### GIVEN PROBLEM
Using the material below, copy every line where "cycle" appears.
++++ EXERCISE INPUT
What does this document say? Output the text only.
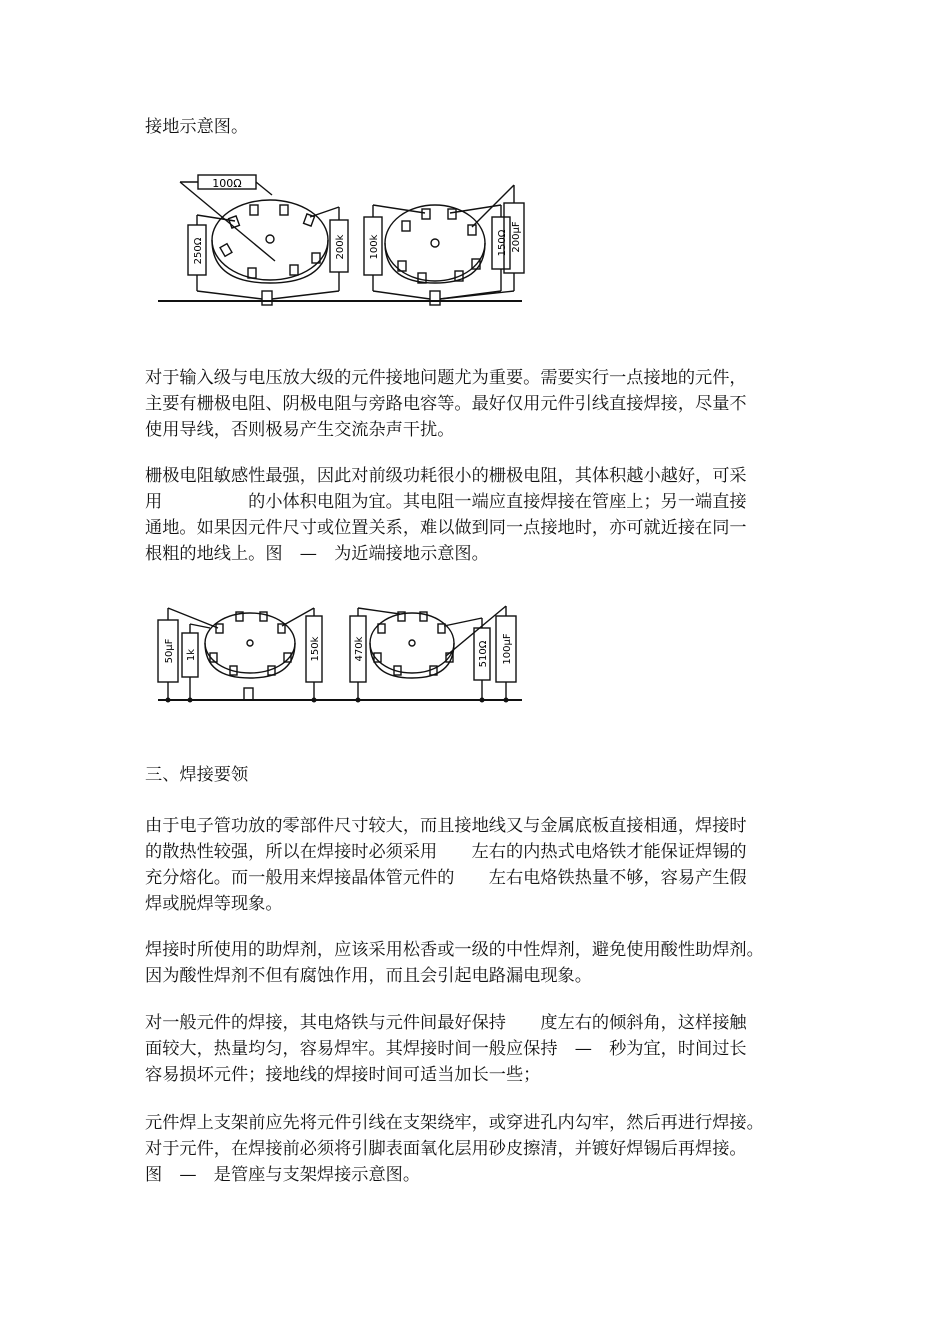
接地示意图。

100Ω
250Ω	200k 100k	150Ω 200μF
对于输入级与电压放大级的元件接地问题尤为重要。需要实行一点接地的元件，
主要有栅极电阻、阴极电阻与旁路电容等。最好仅用元件引线直接焊接，尽量不
使用导线，否则极易产生交流杂声干扰。
栅极电阻敏感性最强，因此对前级功耗很小的栅极电阻，其体积越小越好，可采
用　　　　　的小体积电阻为宜。其电阻一端应直接焊接在管座上；另一端直接
通地。如果因元件尺寸或位置关系，难以做到同一点接地时，亦可就近接在同一
根粗的地线上。图　—　为近端接地示意图。
50μF 1k	150k	470k	510Ω 100μF

三、焊接要领

由于电子管功放的零部件尺寸较大，而且接地线又与金属底板直接相通，焊接时
的散热性较强，所以在焊接时必须采用　　左右的内热式电烙铁才能保证焊锡的
充分熔化。而一般用来焊接晶体管元件的　　左右电烙铁热量不够，容易产生假
焊或脱焊等现象。
焊接时所使用的助焊剂，应该采用松香或一级的中性焊剂，避免使用酸性助焊剂。
因为酸性焊剂不但有腐蚀作用，而且会引起电路漏电现象。
对一般元件的焊接，其电烙铁与元件间最好保持　　度左右的倾斜角，这样接触
面较大，热量均匀，容易焊牢。其焊接时间一般应保持　—　秒为宜，时间过长
容易损坏元件；接地线的焊接时间可适当加长一些；
元件焊上支架前应先将元件引线在支架绕牢，或穿进孔内勾牢，然后再进行焊接。
对于元件，在焊接前必须将引脚表面氧化层用砂皮擦清，并镀好焊锡后再焊接。
图　—　是管座与支架焊接示意图。
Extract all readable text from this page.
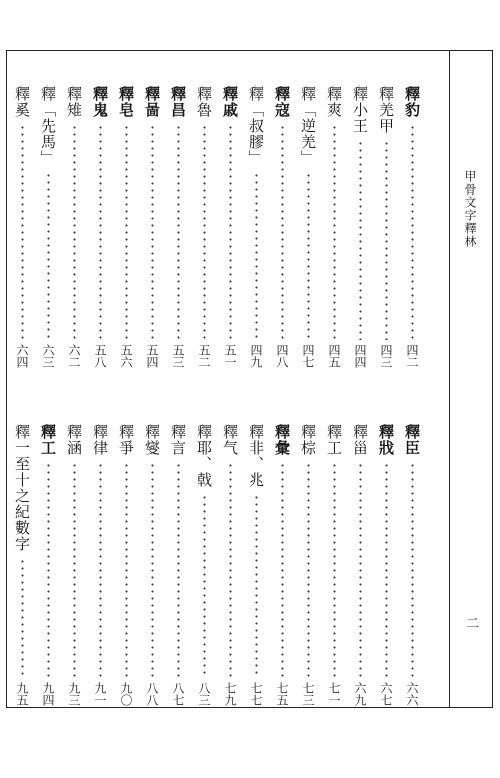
甲骨文字釋林
二
釋豹
四二
釋羌甲
四三
釋小王
四四
釋爽
四五
釋「逆羌」
四七
釋寇
四八
釋「叔膠」
四九
釋戚
五一
釋魯
五二
釋昌
五三
釋啚
五四
釋皂
五六
釋鬼
五八
釋雉
六二
釋「先馬」
六三
釋奚
六四
釋臣
六六
釋戕
六七
釋甾
六九
釋工
七一
釋棕
七三
釋彙
七五
釋非、兆
七七
釋气
七九
釋耶、戟
八三
釋言
八七
釋燮
八八
釋爭
九〇
釋律
九一
釋涵
九三
釋工
九四
釋一至十之紀數字
九五
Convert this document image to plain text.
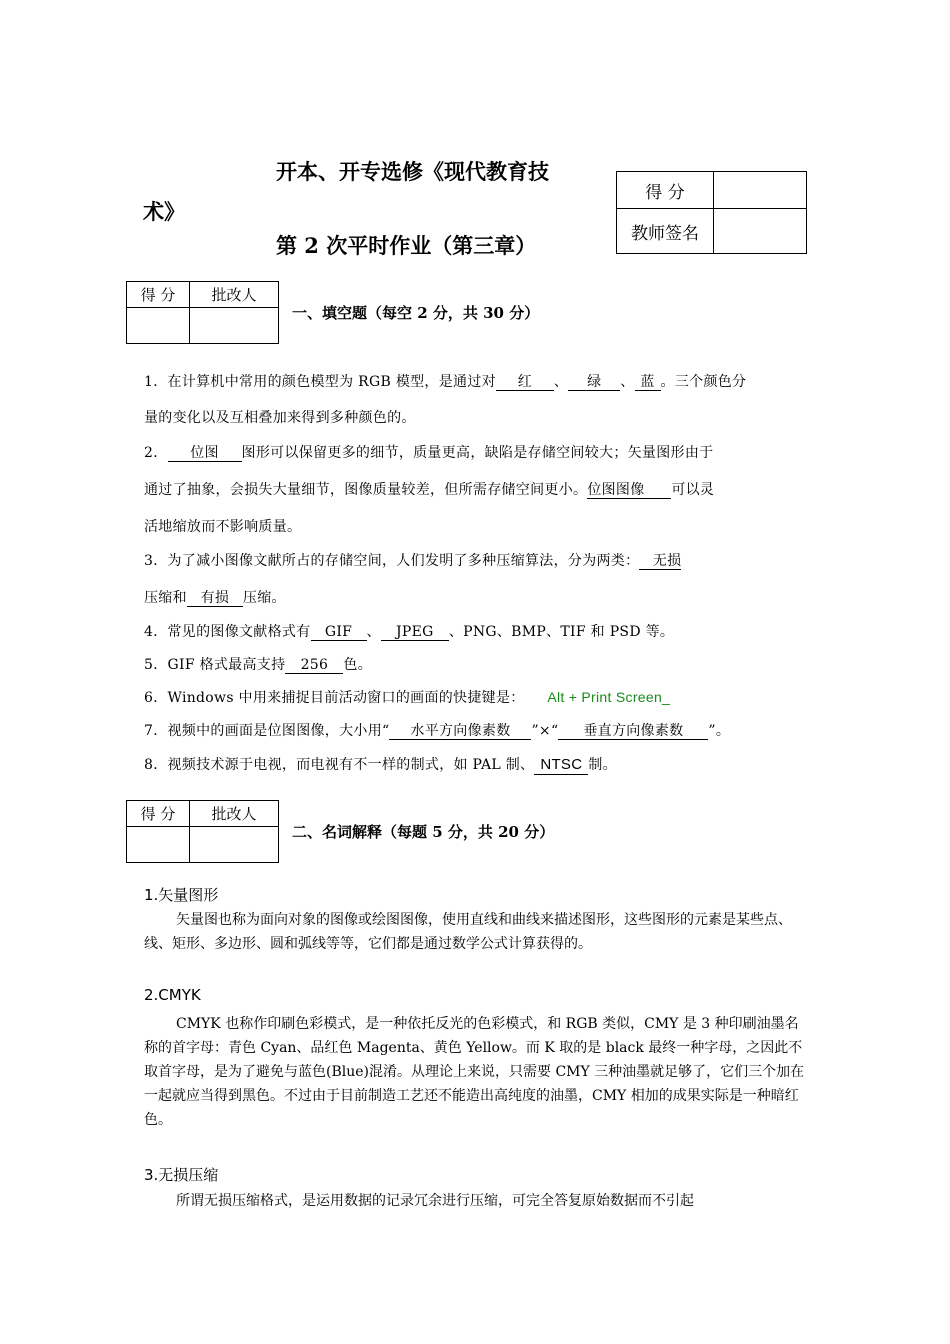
开本、开专选修《现代教育技
术》
第 2 次平时作业（第三章）
得 分	
教师签名	
得 分	批改人

一、填空题（每空 2 分，共 30 分）
1．在计算机中常用的颜色模型为 RGB 模型，是通过对 红 、 绿 、 蓝 。三个颜色分
量的变化以及互相叠加来得到多种颜色的。
2． 位图 图形可以保留更多的细节，质量更高，缺陷是存储空间较大；矢量图形由于
通过了抽象，会损失大量细节，图像质量较差，但所需存储空间更小。位图图像 可以灵
活地缩放而不影响质量。
3．为了减小图像文献所占的存储空间，人们发明了多种压缩算法，分为两类： 无损
压缩和 有损 压缩。
4．常见的图像文献格式有 GIF 、 JPEG 、PNG、BMP、TIF 和 PSD 等。
5．GIF 格式最高支持 256 色。
6．Windows 中用来捕捉目前活动窗口的画面的快捷键是： Alt + Print Screen_
7．视频中的画面是位图图像，大小用“ 水平方向像素数 ”×“ 垂直方向像素数 ”。
8．视频技术源于电视，而电视有不一样的制式，如 PAL 制、 NTSC 制。
得 分	批改人

二、名词解释（每题 5 分，共 20 分）
1.矢量图形
矢量图也称为面向对象的图像或绘图图像，使用直线和曲线来描述图形，这些图形的元素是某些点、线、矩形、多边形、圆和弧线等等，它们都是通过数学公式计算获得的。
2.CMYK
CMYK 也称作印刷色彩模式，是一种依托反光的色彩模式，和 RGB 类似，CMY 是 3 种印刷油墨名称的首字母：青色 Cyan、品红色 Magenta、黄色 Yellow。而 K 取的是 black 最终一种字母，之因此不取首字母，是为了避免与蓝色(Blue)混淆。从理论上来说，只需要 CMY 三种油墨就足够了，它们三个加在一起就应当得到黑色。不过由于目前制造工艺还不能造出高纯度的油墨，CMY 相加的成果实际是一种暗红色。
3.无损压缩
所谓无损压缩格式，是运用数据的记录冗余进行压缩，可完全答复原始数据而不引起
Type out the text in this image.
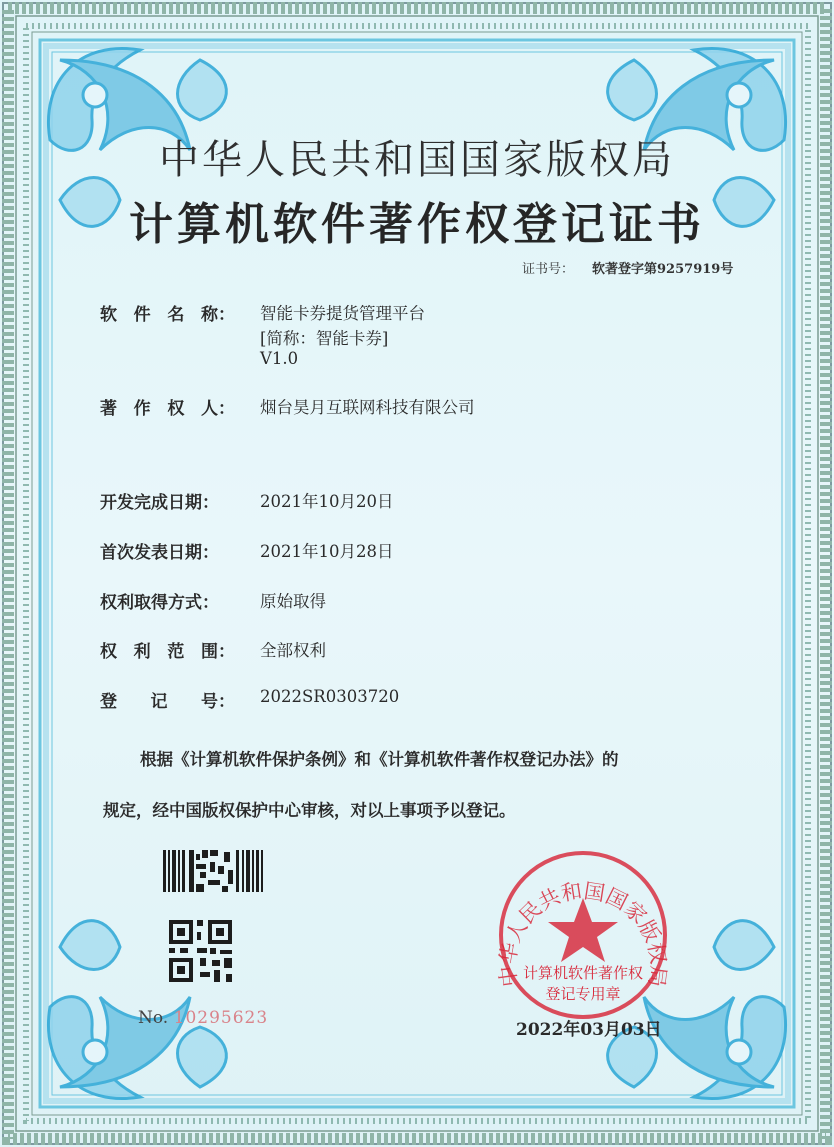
中华人民共和国国家版权局
计算机软件著作权登记证书
证书号： 软著登字第9257919号
软 件 名 称： 智能卡券提货管理平台
[简称：智能卡券]
V1.0
著 作 权 人： 烟台昊月互联网科技有限公司
开发完成日期： 2021年10月20日
首次发表日期： 2021年10月28日
权利取得方式： 原始取得
权 利 范 围： 全部权利
登 记 号： 2022SR0303720
根据《计算机软件保护条例》和《计算机软件著作权登记办法》的
规定，经中国版权保护中心审核，对以上事项予以登记。
No. 10295623
中华人民共和国国家版权局
计算机软件著作权
登记专用章
2022年03月03日
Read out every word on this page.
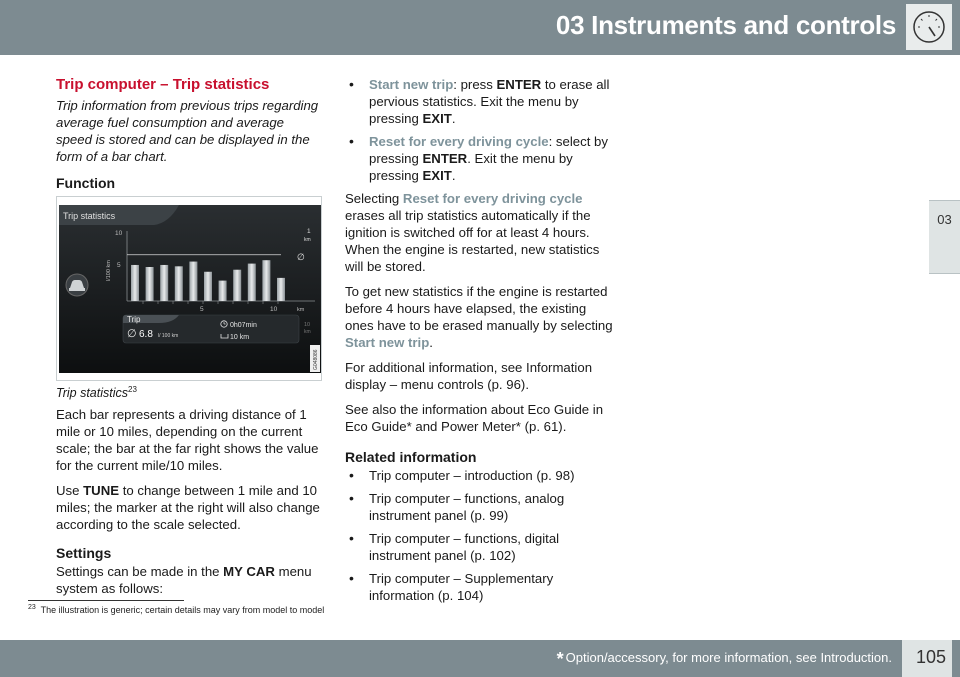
03 Instruments and controls
03
Trip computer – Trip statistics
Trip information from previous trips regarding average fuel consumption and average speed is stored and can be displayed in the form of a bar chart.
Function
Trip statistics
10
5
l/100 km
5	10	km
1
km
∅
10
km
Trip
∅ 6.8 l/ 100 km
0h07min
10 km
G048086
Trip statistics$^{23}$

Each bar represents a driving distance of 1 mile or 10 miles, depending on the current scale; the bar at the far right shows the value for the current mile/10 miles.

Use TUNE to change between 1 mile and 10 miles; the marker at the right will also change according to the scale selected.

Settings

Settings can be made in the MY CAR menu system as follows:

• Start new trip: press ENTER to erase all pervious statistics. Exit the menu by pressing EXIT.
• Reset for every driving cycle: select by pressing ENTER. Exit the menu by pressing EXIT.

Selecting Reset for every driving cycle erases all trip statistics automatically if the ignition is switched off for at least 4 hours. When the engine is restarted, new statistics will be stored.

To get new statistics if the engine is restarted before 4 hours have elapsed, the existing ones have to be erased manually by selecting Start new trip.

For additional information, see Information display – menu controls (p. 96).

See also the information about Eco Guide in Eco Guide* and Power Meter* (p. 61).

Related information
• Trip computer – introduction (p. 98)
• Trip computer – functions, analog instrument panel (p. 99)
• Trip computer – functions, digital instrument panel (p. 102)
• Trip computer – Supplementary information (p. 104)
$^{23}$ The illustration is generic; certain details may vary from model to model
* Option/accessory, for more information, see Introduction. 105
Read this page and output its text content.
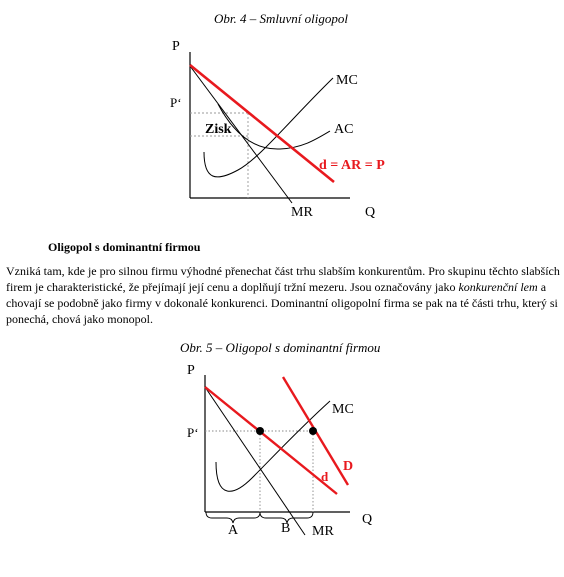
Obr. 4 – Smluvní oligopol
P
Q
P‘
Zisk
MR
MC
AC
d = AR = P
Oligopol s dominantní firmou
Vzniká tam, kde je pro silnou firmu výhodné přenechat část trhu slabším konkurentům. Pro skupinu těchto slabších firem je charakteristické, že přejímají její cenu a doplňují tržní mezeru. Jsou označovány jako konkurenční lem a chovají se podobně jako firmy v dokonalé konkurenci. Dominantní oligopolní firma se pak na té části trhu, který si ponechá, chová jako monopol.
Obr. 5 – Oligopol s dominantní firmou
P
Q
P‘
MR
MC
d
D
A	B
++++++++
### TASK ANSWER
• Reset for every driving cycle: select by pressing ENTER. Exit the menu by pressing EXIT.
Selecting Reset for every driving cycle erases all trip statistics automatically if the ignition is switched off for at least 4 hours. When the engine is restarted, new statistics will be stored.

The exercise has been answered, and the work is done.